### PROVIDED DATA
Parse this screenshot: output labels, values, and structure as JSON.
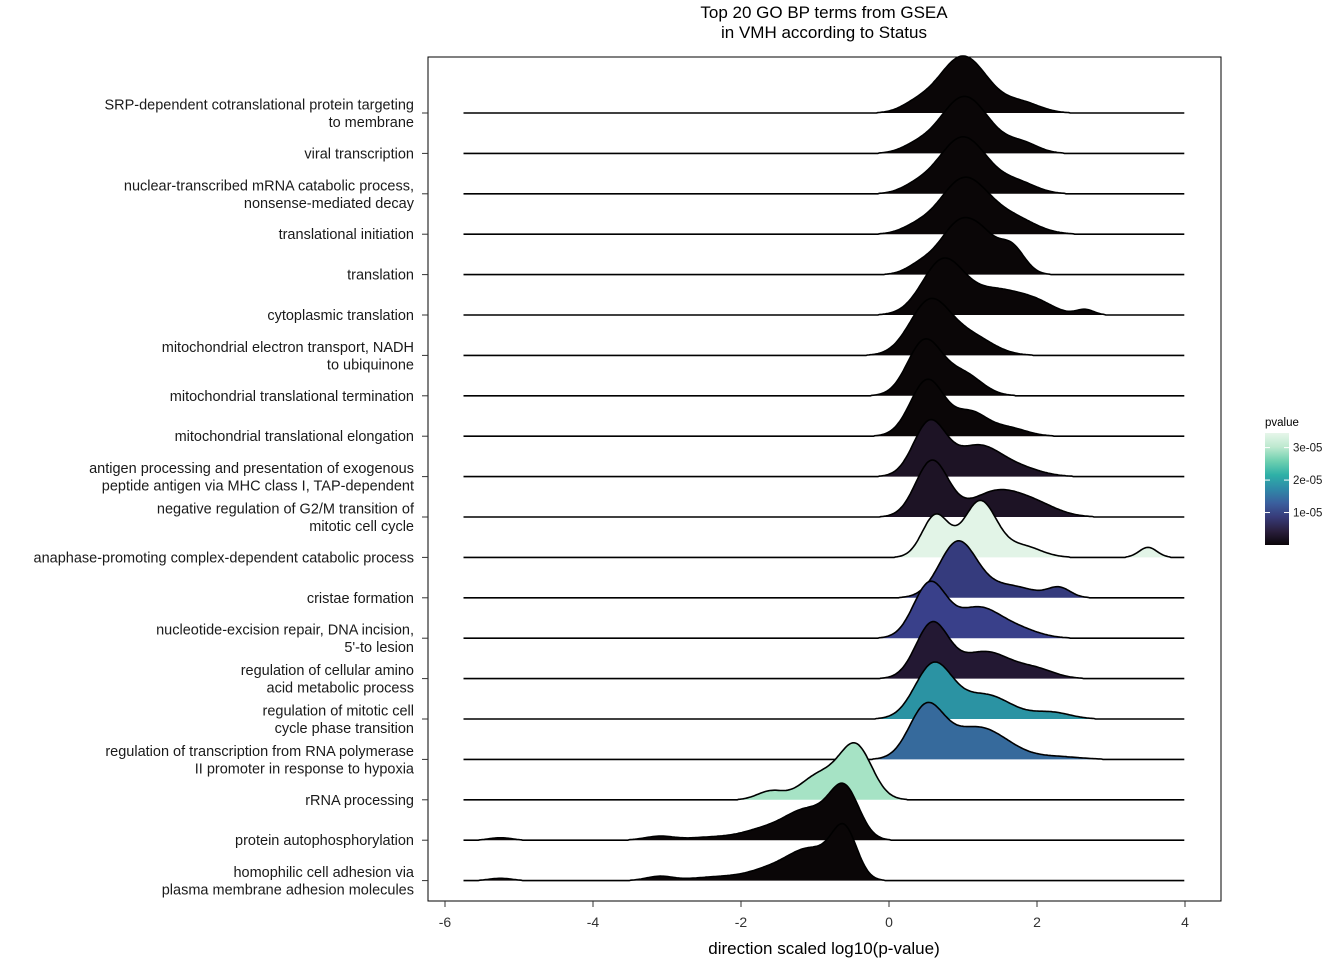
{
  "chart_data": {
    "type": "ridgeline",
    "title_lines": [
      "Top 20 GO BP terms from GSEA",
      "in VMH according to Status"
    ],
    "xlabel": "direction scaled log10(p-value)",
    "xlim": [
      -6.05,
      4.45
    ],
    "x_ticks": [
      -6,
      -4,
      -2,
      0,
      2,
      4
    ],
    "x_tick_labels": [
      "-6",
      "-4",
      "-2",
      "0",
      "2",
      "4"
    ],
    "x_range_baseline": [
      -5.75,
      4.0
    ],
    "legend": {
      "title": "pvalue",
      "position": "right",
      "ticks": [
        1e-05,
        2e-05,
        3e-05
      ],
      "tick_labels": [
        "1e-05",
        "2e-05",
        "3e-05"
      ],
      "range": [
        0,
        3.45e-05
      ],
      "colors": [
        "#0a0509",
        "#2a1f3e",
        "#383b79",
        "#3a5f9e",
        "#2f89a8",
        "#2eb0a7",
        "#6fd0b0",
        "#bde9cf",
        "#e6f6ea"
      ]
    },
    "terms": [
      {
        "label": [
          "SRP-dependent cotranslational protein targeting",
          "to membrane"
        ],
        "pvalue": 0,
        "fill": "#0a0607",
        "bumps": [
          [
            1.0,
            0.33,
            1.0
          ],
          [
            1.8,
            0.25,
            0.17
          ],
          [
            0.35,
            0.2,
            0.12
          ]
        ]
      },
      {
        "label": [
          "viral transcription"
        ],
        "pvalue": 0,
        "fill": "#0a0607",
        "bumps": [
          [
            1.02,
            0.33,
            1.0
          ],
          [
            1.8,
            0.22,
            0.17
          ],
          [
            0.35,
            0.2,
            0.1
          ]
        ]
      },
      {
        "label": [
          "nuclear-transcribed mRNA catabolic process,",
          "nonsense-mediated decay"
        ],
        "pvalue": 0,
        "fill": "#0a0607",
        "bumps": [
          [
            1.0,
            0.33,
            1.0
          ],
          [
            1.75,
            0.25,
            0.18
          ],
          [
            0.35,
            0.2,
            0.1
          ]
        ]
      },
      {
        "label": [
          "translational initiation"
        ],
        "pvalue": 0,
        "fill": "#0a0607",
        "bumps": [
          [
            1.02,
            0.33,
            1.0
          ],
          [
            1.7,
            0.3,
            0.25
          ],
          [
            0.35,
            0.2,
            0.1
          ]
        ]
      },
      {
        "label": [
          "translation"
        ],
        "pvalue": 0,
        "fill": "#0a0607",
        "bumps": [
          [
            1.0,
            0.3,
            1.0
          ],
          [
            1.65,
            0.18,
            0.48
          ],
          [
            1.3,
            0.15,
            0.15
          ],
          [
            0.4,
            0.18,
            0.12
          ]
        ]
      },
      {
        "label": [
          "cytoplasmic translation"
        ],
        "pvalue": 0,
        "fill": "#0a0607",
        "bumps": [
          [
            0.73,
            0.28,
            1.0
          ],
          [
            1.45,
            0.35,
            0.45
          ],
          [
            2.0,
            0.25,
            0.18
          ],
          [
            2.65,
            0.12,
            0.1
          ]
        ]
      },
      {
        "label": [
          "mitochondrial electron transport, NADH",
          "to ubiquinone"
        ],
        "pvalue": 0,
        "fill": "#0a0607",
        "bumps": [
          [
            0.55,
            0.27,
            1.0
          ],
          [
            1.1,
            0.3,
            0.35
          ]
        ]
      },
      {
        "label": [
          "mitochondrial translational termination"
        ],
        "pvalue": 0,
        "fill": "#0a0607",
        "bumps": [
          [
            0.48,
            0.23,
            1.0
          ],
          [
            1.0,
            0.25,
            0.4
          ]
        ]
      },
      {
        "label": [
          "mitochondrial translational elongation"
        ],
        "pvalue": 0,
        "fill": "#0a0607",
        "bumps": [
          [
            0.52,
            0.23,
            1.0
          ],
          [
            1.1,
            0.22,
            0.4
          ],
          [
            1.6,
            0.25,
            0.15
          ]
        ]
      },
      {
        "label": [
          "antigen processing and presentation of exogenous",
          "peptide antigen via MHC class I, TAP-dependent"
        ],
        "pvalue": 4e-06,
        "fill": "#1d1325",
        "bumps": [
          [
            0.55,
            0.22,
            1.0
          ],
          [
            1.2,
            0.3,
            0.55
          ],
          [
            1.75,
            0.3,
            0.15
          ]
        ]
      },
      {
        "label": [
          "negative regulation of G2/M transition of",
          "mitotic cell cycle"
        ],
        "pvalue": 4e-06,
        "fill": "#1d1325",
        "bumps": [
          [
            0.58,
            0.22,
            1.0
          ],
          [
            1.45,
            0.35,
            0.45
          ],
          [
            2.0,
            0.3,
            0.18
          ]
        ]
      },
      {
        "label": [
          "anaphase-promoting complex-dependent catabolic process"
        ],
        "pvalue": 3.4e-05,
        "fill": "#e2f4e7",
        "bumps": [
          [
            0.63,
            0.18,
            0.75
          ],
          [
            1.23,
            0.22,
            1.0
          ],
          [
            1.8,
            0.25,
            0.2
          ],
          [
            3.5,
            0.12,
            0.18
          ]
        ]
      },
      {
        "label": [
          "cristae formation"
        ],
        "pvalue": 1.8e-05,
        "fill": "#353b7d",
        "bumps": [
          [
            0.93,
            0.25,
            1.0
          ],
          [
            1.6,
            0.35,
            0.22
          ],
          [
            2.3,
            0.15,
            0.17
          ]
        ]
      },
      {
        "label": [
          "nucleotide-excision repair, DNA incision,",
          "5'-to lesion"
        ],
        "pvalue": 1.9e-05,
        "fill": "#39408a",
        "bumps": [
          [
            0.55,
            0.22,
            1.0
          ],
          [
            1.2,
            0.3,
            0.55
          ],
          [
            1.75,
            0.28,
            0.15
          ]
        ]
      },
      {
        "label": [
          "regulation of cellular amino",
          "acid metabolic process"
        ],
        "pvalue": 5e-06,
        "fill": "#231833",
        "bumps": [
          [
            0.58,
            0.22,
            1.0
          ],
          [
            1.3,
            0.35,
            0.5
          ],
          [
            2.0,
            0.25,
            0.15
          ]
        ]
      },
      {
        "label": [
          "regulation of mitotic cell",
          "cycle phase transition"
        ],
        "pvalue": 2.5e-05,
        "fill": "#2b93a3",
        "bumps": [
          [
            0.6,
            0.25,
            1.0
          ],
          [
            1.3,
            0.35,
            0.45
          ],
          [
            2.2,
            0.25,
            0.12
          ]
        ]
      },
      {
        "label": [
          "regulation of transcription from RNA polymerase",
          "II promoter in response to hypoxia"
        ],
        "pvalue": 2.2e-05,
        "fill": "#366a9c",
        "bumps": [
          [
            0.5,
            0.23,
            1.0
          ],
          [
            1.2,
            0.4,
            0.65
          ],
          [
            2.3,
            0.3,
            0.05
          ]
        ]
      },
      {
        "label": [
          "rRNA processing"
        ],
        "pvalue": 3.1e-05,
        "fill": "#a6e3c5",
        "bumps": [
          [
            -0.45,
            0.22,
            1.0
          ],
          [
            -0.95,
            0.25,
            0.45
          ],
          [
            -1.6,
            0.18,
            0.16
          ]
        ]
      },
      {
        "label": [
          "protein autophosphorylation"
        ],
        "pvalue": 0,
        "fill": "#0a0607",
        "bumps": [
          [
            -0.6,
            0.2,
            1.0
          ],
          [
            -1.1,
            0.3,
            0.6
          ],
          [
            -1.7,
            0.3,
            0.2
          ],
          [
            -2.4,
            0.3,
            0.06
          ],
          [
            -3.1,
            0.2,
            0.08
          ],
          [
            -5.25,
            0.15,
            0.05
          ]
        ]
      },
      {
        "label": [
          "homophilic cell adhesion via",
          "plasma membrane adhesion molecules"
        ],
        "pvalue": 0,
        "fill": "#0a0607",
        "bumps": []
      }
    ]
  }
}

### REQUIRED WORK
Reproduce all entries without any change, and omit the pictures.

### ANSWER
Parse this screenshot: output labels, values, and structure as JSON.
{
  "chart_data": {
    "type": "ridgeline",
    "title_lines": [
      "Top 20 GO BP terms from GSEA",
      "in VMH according to Status"
    ],
    "xlabel": "direction scaled log10(p-value)",
    "xlim": [
      -6.05,
      4.45
    ],
    "x_ticks": [
      -6,
      -4,
      -2,
      0,
      2,
      4
    ],
    "x_tick_labels": [
      "-6",
      "-4",
      "-2",
      "0",
      "2",
      "4"
    ],
    "x_range_baseline": [
      -5.75,
      4.0
    ],
    "legend": {
      "title": "pvalue",
      "position": "right",
      "ticks": [
        1e-05,
        2e-05,
        3e-05
      ],
      "tick_labels": [
        "1e-05",
        "2e-05",
        "3e-05"
      ],
      "range": [
        0,
        3.45e-05
      ],
      "colors": [
        "#0a0509",
        "#2a1f3e",
        "#383b79",
        "#3a5f9e",
        "#2f89a8",
        "#2eb0a7",
        "#6fd0b0",
        "#bde9cf",
        "#e6f6ea"
      ]
    },
    "terms": [
      {
        "label": [
          "SRP-dependent cotranslational protein targeting",
          "to membrane"
        ],
        "pvalue": 0,
        "fill": "#0a0607",
        "bumps": [
          [
            1.0,
            0.33,
            1.0
          ],
          [
            1.8,
            0.25,
            0.17
          ],
          [
            0.35,
            0.2,
            0.12
          ]
        ]
      },
      {
        "label": [
          "viral transcription"
        ],
        "pvalue": 0,
        "fill": "#0a0607",
        "bumps": [
          [
            1.02,
            0.33,
            1.0
          ],
          [
            1.8,
            0.22,
            0.17
          ],
          [
            0.35,
            0.2,
            0.1
          ]
        ]
      },
      {
        "label": [
          "nuclear-transcribed mRNA catabolic process,",
          "nonsense-mediated decay"
        ],
        "pvalue": 0,
        "fill": "#0a0607",
        "bumps": [
          [
            1.0,
            0.33,
            1.0
          ],
          [
            1.75,
            0.25,
            0.18
          ],
          [
            0.35,
            0.2,
            0.1
          ]
        ]
      },
      {
        "label": [
          "translational initiation"
        ],
        "pvalue": 0,
        "fill": "#0a0607",
        "bumps": [
          [
            1.02,
            0.33,
            1.0
          ],
          [
            1.7,
            0.3,
            0.25
          ],
          [
            0.35,
            0.2,
            0.1
          ]
        ]
      },
      {
        "label": [
          "translation"
        ],
        "pvalue": 0,
        "fill": "#0a0607",
        "bumps": [
          [
            1.0,
            0.3,
            1.0
          ],
          [
            1.65,
            0.18,
            0.48
          ],
          [
            1.3,
            0.15,
            0.15
          ],
          [
            0.4,
            0.18,
            0.12
          ]
        ]
      },
      {
        "label": [
          "cytoplasmic translation"
        ],
        "pvalue": 0,
        "fill": "#0a0607",
        "bumps": [
          [
            0.73,
            0.28,
            1.0
          ],
          [
            1.45,
            0.35,
            0.45
          ],
          [
            2.0,
            0.25,
            0.18
          ],
          [
            2.65,
            0.12,
            0.1
          ]
        ]
      },
      {
        "label": [
          "mitochondrial electron transport, NADH",
          "to ubiquinone"
        ],
        "pvalue": 0,
        "fill": "#0a0607",
        "bumps": [
          [
            0.55,
            0.27,
            1.0
          ],
          [
            1.1,
            0.3,
            0.35
          ]
        ]
      },
      {
        "label": [
          "mitochondrial translational termination"
        ],
        "pvalue": 0,
        "fill": "#0a0607",
        "bumps": [
          [
            0.48,
            0.23,
            1.0
          ],
          [
            1.0,
            0.25,
            0.4
          ]
        ]
      },
      {
        "label": [
          "mitochondrial translational elongation"
        ],
        "pvalue": 0,
        "fill": "#0a0607",
        "bumps": [
          [
            0.52,
            0.23,
            1.0
          ],
          [
            1.1,
            0.22,
            0.4
          ],
          [
            1.6,
            0.25,
            0.15
          ]
        ]
      },
      {
        "label": [
          "antigen processing and presentation of exogenous",
          "peptide antigen via MHC class I, TAP-dependent"
        ],
        "pvalue": 4e-06,
        "fill": "#1d1325",
        "bumps": [
          [
            0.55,
            0.22,
            1.0
          ],
          [
            1.2,
            0.3,
            0.55
          ],
          [
            1.75,
            0.3,
            0.15
          ]
        ]
      },
      {
        "label": [
          "negative regulation of G2/M transition of",
          "mitotic cell cycle"
        ],
        "pvalue": 4e-06,
        "fill": "#1d1325",
        "bumps": [
          [
            0.58,
            0.22,
            1.0
          ],
          [
            1.45,
            0.35,
            0.45
          ],
          [
            2.0,
            0.3,
            0.18
          ]
        ]
      },
      {
        "label": [
          "anaphase-promoting complex-dependent catabolic process"
        ],
        "pvalue": 3.4e-05,
        "fill": "#e2f4e7",
        "bumps": [
          [
            0.63,
            0.18,
            0.75
          ],
          [
            1.23,
            0.22,
            1.0
          ],
          [
            1.8,
            0.25,
            0.2
          ],
          [
            3.5,
            0.12,
            0.18
          ]
        ]
      },
      {
        "label": [
          "cristae formation"
        ],
        "pvalue": 1.8e-05,
        "fill": "#353b7d",
        "bumps": [
          [
            0.93,
            0.25,
            1.0
          ],
          [
            1.6,
            0.35,
            0.22
          ],
          [
            2.3,
            0.15,
            0.17
          ]
        ]
      },
      {
        "label": [
          "nucleotide-excision repair, DNA incision,",
          "5'-to lesion"
        ],
        "pvalue": 1.9e-05,
        "fill": "#39408a",
        "bumps": [
          [
            0.55,
            0.22,
            1.0
          ],
          [
            1.2,
            0.3,
            0.55
          ],
          [
            1.75,
            0.28,
            0.15
          ]
        ]
      },
      {
        "label": [
          "regulation of cellular amino",
          "acid metabolic process"
        ],
        "pvalue": 5e-06,
        "fill": "#231833",
        "bumps": [
          [
            0.58,
            0.22,
            1.0
          ],
          [
            1.3,
            0.35,
            0.5
          ],
          [
            2.0,
            0.25,
            0.15
          ]
        ]
      },
      {
        "label": [
          "regulation of mitotic cell",
          "cycle phase transition"
        ],
        "pvalue": 2.5e-05,
        "fill": "#2b93a3",
        "bumps": [
          [
            0.6,
            0.25,
            1.0
          ],
          [
            1.3,
            0.35,
            0.45
          ],
          [
            2.2,
            0.25,
            0.12
          ]
        ]
      },
      {
        "label": [
          "regulation of transcription from RNA polymerase",
          "II promoter in response to hypoxia"
        ],
        "pvalue": 2.2e-05,
        "fill": "#366a9c",
        "bumps": [
          [
            0.5,
            0.23,
            1.0
          ],
          [
            1.2,
            0.4,
            0.65
          ],
          [
            2.3,
            0.3,
            0.05
          ]
        ]
      },
      {
        "label": [
          "rRNA processing"
        ],
        "pvalue": 3.1e-05,
        "fill": "#a6e3c5",
        "bumps": [
          [
            -0.45,
            0.22,
            1.0
          ],
          [
            -0.95,
            0.25,
            0.45
          ],
          [
            -1.6,
            0.18,
            0.16
          ]
        ]
      },
      {
        "label": [
          "protein autophosphorylation"
        ],
        "pvalue": 0,
        "fill": "#0a0607",
        "bumps": [
          [
            -0.6,
            0.2,
            1.0
          ],
          [
            -1.1,
            0.3,
            0.6
          ],
          [
            -1.7,
            0.3,
            0.2
          ],
          [
            -2.4,
            0.3,
            0.06
          ],
          [
            -3.1,
            0.2,
            0.08
          ],
          [
            -5.25,
            0.15,
            0.05
          ]
        ]
      },
      {
        "label": [
          "homophilic cell adhesion via",
          "plasma membrane adhesion molecules"
        ],
        "pvalue": 0,
        "fill": "#0a0607",
        "bumps": []
      }
    ]
  }
}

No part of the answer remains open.